- _WHAT IS NEEDED_
Note how many lines in the entries contain the string "yang", then give that number and nothing else.

A run of records
┏━━

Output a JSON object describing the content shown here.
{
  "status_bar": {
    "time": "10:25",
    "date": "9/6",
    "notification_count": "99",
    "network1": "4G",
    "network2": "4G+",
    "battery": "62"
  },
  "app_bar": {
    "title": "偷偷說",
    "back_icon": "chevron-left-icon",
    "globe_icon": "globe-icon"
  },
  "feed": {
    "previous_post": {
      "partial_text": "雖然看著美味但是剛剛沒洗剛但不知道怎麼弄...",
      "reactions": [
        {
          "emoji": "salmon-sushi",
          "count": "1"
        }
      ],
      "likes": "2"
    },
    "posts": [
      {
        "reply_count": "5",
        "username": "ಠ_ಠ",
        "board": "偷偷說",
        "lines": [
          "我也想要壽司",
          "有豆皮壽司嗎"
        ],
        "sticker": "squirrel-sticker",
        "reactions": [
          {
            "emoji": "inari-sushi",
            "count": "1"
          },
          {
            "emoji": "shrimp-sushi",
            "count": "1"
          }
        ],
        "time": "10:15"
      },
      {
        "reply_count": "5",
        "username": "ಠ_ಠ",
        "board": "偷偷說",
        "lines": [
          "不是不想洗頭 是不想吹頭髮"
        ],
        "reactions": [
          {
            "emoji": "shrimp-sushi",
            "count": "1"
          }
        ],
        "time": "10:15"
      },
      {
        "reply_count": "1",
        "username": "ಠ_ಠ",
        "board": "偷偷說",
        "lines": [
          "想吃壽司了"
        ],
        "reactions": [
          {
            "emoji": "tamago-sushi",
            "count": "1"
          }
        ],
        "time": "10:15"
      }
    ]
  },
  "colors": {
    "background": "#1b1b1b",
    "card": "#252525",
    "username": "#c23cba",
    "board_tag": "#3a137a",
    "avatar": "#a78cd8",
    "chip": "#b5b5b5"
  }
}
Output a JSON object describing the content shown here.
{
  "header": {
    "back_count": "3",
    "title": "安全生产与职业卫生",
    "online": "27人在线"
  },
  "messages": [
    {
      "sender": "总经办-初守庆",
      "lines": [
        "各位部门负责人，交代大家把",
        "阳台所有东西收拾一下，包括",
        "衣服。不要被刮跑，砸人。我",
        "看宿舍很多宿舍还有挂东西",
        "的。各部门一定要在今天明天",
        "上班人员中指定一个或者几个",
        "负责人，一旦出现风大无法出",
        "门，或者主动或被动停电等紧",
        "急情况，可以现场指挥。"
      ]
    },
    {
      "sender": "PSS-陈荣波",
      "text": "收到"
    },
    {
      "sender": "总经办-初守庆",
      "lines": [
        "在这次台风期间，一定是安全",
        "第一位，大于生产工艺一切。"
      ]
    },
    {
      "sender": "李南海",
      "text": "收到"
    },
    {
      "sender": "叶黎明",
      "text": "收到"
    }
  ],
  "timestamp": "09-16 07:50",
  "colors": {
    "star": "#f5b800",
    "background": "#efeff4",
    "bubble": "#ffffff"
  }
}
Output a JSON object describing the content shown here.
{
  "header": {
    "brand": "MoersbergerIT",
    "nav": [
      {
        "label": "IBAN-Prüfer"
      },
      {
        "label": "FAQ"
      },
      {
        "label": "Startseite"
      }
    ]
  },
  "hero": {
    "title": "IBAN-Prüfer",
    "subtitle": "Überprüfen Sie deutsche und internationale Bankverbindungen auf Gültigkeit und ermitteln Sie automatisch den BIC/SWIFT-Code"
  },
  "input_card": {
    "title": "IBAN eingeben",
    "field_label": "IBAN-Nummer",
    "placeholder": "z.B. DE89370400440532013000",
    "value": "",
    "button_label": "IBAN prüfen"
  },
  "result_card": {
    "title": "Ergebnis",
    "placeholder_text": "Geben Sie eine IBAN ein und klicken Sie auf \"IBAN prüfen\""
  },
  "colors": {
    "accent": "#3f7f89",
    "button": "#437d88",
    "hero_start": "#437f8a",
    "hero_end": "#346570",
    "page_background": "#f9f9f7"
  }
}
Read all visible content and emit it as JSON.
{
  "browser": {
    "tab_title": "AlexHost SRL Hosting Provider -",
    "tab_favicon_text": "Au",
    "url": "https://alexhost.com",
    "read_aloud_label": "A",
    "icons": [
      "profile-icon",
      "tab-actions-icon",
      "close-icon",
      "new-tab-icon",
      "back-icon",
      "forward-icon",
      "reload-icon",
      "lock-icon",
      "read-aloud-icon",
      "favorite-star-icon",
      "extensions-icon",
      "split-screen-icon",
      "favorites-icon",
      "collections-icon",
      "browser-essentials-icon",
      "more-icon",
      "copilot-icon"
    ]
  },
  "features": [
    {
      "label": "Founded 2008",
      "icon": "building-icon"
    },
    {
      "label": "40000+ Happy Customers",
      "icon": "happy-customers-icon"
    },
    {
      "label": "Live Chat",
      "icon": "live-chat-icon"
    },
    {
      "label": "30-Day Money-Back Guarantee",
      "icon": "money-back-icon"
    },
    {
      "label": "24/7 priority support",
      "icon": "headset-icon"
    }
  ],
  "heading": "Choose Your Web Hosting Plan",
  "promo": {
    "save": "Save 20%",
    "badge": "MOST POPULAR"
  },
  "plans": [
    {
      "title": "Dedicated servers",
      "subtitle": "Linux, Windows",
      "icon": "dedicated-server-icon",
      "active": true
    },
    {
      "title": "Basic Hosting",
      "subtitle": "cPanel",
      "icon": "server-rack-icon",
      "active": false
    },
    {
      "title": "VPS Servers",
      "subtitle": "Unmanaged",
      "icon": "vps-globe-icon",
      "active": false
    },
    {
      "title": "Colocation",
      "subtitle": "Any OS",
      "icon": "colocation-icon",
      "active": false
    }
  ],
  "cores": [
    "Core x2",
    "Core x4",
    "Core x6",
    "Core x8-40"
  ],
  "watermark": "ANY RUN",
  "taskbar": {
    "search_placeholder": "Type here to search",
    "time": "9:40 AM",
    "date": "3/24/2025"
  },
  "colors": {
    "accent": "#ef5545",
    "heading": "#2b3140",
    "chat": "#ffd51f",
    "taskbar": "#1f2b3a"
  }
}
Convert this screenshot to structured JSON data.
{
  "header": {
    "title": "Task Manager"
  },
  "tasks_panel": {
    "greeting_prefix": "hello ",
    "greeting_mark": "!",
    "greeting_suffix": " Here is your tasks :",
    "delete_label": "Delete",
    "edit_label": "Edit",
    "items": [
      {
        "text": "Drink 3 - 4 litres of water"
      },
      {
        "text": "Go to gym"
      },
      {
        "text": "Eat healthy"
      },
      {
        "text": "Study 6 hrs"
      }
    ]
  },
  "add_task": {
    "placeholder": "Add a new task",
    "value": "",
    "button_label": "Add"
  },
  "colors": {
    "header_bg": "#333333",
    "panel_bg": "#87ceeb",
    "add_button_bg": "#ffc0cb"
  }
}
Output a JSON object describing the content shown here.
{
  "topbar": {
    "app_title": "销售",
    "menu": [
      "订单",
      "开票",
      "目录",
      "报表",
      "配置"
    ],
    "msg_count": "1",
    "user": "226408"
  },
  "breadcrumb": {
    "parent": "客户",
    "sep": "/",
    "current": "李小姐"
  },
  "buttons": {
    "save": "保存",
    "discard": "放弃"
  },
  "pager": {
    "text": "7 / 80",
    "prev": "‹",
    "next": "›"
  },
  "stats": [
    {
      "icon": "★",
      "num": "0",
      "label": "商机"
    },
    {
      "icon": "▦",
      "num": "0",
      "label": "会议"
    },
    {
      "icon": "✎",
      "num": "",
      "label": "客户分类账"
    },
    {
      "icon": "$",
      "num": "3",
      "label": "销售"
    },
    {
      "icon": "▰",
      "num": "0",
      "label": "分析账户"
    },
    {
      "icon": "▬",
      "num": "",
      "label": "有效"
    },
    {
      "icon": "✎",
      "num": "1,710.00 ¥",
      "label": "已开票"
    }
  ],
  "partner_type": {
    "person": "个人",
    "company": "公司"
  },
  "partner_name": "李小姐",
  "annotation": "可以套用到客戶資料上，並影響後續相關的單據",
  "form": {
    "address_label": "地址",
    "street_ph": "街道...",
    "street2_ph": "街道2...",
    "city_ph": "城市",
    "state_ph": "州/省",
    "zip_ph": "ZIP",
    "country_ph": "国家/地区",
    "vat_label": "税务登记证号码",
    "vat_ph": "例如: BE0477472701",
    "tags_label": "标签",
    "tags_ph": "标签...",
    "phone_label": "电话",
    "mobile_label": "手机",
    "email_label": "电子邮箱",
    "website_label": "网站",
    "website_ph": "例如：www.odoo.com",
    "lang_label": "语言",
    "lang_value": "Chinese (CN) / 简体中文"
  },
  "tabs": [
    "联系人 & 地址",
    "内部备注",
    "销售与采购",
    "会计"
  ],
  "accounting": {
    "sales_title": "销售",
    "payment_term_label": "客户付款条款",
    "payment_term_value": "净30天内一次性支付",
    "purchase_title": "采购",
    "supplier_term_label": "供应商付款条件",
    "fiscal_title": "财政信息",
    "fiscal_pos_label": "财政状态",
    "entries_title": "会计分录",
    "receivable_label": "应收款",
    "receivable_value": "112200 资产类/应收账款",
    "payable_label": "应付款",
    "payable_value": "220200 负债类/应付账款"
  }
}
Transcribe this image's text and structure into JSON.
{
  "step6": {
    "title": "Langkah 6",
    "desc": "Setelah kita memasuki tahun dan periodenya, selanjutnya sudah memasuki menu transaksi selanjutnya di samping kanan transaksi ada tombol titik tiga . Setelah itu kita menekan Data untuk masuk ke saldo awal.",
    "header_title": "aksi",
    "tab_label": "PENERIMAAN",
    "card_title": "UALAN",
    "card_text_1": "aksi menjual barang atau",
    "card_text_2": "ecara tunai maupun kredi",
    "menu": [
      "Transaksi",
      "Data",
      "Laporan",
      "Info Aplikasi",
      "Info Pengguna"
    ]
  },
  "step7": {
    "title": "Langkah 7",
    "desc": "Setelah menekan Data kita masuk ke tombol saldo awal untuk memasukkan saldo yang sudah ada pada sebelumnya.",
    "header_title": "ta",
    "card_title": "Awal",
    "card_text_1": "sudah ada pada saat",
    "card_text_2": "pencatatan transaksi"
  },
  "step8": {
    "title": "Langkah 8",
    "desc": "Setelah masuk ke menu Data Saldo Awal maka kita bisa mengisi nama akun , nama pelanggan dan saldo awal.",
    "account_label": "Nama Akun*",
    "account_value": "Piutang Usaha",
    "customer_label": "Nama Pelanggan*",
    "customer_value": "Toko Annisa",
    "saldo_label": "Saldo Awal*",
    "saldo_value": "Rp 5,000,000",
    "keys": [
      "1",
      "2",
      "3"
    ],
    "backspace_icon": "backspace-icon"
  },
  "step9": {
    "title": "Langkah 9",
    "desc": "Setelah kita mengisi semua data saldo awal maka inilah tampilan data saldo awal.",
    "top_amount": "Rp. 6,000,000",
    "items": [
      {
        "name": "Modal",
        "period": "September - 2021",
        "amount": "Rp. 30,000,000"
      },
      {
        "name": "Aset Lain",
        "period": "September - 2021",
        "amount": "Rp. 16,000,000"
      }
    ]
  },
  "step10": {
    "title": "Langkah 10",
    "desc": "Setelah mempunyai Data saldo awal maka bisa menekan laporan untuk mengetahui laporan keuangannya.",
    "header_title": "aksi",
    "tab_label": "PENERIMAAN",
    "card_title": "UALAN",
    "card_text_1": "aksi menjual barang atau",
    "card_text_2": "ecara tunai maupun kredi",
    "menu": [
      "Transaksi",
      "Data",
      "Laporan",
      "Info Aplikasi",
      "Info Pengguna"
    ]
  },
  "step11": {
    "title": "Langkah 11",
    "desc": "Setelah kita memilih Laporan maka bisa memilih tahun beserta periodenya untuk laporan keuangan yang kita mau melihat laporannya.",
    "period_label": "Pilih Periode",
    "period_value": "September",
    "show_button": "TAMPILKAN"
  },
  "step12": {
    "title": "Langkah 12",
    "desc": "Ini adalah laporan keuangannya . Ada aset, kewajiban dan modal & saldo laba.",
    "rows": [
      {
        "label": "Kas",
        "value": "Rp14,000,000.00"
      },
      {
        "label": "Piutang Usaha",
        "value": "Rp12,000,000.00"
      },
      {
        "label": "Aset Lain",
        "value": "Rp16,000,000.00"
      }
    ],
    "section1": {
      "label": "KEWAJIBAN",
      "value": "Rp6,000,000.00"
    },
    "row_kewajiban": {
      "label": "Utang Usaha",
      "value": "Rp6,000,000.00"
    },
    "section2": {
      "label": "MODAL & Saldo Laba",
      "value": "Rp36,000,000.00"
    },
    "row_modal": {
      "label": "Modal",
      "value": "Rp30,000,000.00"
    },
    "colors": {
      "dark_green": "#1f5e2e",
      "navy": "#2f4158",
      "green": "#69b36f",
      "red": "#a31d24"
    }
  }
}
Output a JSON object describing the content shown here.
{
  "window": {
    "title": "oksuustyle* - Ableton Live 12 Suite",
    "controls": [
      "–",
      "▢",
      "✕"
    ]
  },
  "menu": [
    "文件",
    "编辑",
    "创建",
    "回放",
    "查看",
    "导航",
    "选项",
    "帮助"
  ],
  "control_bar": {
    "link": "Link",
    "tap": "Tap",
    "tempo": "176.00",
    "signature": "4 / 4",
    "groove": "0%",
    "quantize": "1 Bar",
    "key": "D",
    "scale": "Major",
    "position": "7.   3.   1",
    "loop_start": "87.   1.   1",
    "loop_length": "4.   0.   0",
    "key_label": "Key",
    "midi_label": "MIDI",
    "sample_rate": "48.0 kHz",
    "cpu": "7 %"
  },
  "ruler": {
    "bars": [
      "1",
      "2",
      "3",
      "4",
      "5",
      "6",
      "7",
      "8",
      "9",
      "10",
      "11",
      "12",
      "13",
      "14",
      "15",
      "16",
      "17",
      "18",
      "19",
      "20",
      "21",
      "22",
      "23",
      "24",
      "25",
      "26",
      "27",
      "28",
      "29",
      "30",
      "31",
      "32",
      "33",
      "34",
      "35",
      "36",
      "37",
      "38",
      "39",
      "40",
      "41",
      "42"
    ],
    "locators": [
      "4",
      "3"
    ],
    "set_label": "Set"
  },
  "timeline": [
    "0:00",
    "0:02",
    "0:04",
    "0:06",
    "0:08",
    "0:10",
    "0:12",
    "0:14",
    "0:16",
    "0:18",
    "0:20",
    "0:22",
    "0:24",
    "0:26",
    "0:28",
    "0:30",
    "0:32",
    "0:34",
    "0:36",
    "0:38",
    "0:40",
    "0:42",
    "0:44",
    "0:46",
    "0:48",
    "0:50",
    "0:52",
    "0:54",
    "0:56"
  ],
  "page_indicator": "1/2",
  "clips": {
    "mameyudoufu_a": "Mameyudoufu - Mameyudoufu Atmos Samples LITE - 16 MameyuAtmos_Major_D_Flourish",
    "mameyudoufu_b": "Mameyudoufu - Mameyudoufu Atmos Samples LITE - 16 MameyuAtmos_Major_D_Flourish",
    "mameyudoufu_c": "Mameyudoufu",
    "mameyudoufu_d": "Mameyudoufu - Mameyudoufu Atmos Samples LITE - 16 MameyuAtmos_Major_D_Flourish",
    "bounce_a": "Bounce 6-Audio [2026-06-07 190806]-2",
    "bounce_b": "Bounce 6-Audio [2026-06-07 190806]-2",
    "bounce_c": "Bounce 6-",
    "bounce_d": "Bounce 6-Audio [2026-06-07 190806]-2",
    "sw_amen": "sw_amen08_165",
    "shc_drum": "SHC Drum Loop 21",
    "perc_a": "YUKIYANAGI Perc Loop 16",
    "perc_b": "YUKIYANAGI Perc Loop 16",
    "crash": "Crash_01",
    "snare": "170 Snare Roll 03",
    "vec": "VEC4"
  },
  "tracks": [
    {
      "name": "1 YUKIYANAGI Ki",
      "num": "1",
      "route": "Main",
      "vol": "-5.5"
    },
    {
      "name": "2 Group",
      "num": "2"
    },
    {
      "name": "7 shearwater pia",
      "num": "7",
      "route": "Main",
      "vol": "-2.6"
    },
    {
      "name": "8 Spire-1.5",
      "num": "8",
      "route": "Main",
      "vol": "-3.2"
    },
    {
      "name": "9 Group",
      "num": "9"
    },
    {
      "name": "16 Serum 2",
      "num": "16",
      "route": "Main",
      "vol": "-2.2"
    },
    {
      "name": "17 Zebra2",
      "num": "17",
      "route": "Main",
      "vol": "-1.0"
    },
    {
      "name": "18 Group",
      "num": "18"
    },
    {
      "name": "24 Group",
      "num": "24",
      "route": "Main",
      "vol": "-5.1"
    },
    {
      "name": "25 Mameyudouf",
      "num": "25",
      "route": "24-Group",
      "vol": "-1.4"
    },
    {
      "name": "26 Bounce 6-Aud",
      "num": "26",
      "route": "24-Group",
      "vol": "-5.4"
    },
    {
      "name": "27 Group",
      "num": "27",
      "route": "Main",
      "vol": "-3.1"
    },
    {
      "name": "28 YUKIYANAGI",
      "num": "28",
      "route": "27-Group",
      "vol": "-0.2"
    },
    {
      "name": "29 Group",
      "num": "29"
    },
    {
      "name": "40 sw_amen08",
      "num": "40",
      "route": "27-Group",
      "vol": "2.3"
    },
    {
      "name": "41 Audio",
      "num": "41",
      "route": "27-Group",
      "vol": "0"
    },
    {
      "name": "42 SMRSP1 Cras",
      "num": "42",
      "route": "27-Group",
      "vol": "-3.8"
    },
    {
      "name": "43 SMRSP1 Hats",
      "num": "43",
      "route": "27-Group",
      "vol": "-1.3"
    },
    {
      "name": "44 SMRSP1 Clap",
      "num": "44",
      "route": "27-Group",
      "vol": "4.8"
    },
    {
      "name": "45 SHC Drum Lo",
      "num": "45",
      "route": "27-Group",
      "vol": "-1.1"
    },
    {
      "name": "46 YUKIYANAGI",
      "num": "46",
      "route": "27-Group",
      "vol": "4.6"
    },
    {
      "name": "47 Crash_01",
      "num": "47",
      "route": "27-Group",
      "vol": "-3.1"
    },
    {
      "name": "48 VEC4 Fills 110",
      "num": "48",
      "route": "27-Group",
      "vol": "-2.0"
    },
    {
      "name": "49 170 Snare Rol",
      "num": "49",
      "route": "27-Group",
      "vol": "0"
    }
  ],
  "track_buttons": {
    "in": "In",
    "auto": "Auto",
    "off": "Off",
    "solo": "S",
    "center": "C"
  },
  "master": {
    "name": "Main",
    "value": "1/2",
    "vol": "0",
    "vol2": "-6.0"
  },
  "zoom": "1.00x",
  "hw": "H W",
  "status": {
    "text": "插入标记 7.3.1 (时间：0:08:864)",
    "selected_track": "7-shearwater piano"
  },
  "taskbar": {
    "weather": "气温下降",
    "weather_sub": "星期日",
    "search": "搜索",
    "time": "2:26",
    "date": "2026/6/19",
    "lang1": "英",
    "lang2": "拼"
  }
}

┗━━

- _CORRECT ANSWER_
2